> **AIM OF THE TASK**:
In the data that follows, count each line holding the string "ESTATE"; answer with the number only.
┏━━
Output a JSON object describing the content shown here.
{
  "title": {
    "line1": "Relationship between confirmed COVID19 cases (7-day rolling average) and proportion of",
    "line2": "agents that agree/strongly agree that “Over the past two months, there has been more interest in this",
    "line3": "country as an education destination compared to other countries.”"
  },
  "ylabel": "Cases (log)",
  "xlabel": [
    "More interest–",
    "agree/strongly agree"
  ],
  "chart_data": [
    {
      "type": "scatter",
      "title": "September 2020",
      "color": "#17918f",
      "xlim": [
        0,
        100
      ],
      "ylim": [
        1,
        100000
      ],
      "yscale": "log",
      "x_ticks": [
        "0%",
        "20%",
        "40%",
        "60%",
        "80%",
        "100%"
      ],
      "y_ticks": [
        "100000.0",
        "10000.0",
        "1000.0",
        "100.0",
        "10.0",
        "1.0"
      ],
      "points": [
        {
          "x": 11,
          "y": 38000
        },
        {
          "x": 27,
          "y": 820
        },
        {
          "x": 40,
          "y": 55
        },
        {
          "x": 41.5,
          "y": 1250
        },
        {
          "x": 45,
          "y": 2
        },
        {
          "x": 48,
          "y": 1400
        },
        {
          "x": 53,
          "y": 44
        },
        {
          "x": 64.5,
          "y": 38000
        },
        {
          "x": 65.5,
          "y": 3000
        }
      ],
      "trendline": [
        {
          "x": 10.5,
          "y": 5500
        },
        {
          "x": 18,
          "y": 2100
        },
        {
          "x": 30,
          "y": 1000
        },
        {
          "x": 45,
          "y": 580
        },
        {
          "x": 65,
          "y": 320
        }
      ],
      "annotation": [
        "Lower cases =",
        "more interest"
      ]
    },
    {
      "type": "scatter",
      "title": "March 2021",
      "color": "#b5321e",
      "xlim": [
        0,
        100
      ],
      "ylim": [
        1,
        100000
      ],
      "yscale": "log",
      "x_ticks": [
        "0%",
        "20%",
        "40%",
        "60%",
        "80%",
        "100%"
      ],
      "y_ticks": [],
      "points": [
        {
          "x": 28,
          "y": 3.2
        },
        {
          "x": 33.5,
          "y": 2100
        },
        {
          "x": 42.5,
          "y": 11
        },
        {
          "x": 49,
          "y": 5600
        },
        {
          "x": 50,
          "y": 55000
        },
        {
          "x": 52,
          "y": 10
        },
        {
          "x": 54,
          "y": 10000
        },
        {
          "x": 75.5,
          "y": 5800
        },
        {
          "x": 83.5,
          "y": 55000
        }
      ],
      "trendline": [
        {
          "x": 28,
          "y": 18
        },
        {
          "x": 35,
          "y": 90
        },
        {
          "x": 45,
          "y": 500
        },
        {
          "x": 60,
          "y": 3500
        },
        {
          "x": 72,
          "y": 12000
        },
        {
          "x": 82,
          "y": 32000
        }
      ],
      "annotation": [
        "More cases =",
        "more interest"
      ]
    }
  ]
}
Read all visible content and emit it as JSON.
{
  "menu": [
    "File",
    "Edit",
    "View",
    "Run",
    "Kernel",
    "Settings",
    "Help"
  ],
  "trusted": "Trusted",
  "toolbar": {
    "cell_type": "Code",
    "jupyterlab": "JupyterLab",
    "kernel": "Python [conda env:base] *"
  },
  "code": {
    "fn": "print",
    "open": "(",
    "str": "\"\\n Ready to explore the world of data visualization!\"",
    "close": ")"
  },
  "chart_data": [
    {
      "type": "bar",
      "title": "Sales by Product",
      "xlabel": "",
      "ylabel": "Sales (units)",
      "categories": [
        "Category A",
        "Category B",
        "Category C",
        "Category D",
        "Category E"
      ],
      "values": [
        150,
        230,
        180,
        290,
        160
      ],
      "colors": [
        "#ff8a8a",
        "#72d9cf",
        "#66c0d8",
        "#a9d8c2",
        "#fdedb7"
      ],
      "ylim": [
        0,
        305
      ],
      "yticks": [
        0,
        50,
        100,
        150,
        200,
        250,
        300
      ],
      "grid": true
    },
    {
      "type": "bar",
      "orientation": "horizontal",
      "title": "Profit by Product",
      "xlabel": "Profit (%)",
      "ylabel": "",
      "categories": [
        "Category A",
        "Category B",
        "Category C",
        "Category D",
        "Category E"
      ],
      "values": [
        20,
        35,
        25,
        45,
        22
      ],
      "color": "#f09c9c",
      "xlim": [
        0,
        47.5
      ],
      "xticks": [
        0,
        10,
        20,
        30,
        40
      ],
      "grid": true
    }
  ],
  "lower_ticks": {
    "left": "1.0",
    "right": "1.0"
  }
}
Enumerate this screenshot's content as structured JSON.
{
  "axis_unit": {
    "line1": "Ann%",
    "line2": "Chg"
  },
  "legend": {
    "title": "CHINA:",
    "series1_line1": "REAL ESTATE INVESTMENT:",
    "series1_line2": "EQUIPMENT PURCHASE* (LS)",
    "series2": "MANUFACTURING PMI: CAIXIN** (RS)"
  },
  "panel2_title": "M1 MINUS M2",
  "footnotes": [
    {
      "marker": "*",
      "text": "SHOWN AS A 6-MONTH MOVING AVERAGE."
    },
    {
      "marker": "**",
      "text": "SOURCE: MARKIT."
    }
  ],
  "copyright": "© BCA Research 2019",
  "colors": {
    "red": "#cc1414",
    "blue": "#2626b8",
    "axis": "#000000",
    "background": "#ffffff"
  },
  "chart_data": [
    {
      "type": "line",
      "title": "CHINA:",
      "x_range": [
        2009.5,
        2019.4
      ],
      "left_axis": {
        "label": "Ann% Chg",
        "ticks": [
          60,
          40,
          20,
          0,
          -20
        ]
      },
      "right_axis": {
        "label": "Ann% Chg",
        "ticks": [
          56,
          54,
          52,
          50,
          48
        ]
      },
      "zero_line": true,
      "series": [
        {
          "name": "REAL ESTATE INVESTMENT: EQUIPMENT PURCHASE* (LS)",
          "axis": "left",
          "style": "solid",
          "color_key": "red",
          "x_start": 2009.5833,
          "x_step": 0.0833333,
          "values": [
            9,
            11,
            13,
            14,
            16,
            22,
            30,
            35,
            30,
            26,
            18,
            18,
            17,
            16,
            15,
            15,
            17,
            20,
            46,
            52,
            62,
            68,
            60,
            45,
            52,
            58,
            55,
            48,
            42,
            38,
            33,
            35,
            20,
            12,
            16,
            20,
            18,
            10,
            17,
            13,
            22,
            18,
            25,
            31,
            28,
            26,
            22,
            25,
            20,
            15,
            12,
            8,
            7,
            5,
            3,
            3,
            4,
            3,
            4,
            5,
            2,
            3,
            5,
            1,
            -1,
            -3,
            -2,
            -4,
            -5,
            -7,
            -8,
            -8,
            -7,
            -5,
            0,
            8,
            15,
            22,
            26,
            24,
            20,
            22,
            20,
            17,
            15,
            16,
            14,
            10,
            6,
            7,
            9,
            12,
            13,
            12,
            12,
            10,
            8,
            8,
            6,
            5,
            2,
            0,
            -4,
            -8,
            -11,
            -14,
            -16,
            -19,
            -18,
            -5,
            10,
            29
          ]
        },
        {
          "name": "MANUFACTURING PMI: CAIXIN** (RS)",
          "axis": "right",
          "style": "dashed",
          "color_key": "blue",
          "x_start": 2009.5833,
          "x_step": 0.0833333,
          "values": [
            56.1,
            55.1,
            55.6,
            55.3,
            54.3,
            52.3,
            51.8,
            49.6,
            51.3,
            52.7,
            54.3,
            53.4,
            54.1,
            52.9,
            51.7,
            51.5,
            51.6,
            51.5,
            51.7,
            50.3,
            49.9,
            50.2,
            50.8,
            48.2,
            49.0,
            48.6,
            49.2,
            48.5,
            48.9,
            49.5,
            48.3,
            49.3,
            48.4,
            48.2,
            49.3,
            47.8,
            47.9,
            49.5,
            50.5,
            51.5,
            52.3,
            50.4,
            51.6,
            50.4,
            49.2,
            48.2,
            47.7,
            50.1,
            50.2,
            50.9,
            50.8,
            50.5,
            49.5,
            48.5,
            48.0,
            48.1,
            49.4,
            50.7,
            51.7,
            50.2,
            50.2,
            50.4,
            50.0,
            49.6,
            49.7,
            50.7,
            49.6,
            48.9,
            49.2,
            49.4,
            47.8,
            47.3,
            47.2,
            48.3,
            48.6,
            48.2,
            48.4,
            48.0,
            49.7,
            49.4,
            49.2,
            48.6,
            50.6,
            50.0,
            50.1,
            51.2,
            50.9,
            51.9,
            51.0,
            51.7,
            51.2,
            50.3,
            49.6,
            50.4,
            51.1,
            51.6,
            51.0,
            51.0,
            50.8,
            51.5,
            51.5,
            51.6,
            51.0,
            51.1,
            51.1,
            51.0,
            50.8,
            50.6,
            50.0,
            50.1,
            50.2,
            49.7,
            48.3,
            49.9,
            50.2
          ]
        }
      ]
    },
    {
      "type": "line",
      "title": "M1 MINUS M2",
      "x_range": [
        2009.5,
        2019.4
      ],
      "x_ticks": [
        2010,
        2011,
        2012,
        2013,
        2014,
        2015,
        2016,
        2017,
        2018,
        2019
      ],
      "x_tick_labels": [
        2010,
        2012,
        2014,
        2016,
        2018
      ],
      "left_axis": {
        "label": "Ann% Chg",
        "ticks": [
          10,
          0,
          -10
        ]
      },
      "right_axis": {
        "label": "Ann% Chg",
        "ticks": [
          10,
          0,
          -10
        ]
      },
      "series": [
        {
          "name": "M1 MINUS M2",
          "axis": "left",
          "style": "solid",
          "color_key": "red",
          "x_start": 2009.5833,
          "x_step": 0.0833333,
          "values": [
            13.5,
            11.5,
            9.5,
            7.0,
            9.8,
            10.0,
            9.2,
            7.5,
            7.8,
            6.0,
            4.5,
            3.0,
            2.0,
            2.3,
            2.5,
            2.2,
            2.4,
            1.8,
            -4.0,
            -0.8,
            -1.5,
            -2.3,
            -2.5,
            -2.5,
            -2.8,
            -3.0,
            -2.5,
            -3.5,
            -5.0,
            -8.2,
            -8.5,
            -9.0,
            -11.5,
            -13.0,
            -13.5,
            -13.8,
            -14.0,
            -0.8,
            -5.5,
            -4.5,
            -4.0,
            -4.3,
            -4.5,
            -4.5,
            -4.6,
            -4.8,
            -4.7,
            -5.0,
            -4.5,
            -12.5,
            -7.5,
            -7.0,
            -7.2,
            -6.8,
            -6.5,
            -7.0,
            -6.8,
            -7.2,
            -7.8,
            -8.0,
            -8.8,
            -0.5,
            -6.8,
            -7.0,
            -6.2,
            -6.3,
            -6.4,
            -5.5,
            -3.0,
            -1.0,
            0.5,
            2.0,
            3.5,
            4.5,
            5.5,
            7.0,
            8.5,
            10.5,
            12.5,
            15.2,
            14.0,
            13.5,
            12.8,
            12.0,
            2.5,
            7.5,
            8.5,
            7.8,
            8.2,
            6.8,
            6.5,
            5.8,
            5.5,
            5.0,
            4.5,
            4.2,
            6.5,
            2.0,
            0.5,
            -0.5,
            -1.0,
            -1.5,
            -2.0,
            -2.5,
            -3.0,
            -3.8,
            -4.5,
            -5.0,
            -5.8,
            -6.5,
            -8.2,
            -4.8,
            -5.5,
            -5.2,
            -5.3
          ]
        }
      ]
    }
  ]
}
┗━━
> **RESPONSE**:
2